(Saved entries)
·····

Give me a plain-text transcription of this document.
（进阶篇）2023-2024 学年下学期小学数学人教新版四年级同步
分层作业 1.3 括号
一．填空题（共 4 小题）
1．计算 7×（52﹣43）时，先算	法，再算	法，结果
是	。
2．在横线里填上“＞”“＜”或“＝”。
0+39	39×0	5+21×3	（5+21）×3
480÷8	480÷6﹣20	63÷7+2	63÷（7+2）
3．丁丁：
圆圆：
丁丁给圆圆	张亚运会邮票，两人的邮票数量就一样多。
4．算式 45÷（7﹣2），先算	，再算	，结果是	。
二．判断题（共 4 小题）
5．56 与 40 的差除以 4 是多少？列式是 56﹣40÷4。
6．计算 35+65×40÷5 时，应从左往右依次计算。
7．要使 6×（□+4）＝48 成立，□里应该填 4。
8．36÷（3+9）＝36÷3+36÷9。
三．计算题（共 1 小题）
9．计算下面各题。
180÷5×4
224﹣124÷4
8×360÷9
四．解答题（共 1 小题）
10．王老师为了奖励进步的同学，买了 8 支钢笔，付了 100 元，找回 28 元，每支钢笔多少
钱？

·····

Exactly reproduce every line of the records.

TASK RESPONSE >>
Give me a plain-text transcription of this document.
（进阶篇）2023-2024 学年下学期小学数学人教新版四年级同步
分层作业 1.3 括号
一．填空题（共 4 小题）
1．计算 7×（52﹣43）时，先算	法，再算	法，结果
是	。
2．在横线里填上“＞”“＜”或“＝”。
0+39	39×0	5+21×3	（5+21）×3
480÷8	480÷6﹣20	63÷7+2	63÷（7+2）
3．丁丁：
圆圆：
丁丁给圆圆	张亚运会邮票，两人的邮票数量就一样多。
4．算式 45÷（7﹣2），先算	，再算	，结果是	。
二．判断题（共 4 小题）
5．56 与 40 的差除以 4 是多少？列式是 56﹣40÷4。
6．计算 35+65×40÷5 时，应从左往右依次计算。
7．要使 6×（□+4）＝48 成立，□里应该填 4。
8．36÷（3+9）＝36÷3+36÷9。
三．计算题（共 1 小题）
9．计算下面各题。
180÷5×4
224﹣124÷4
8×360÷9
四．解答题（共 1 小题）
10．王老师为了奖励进步的同学，买了 8 支钢笔，付了 100 元，找回 28 元，每支钢笔多少
钱？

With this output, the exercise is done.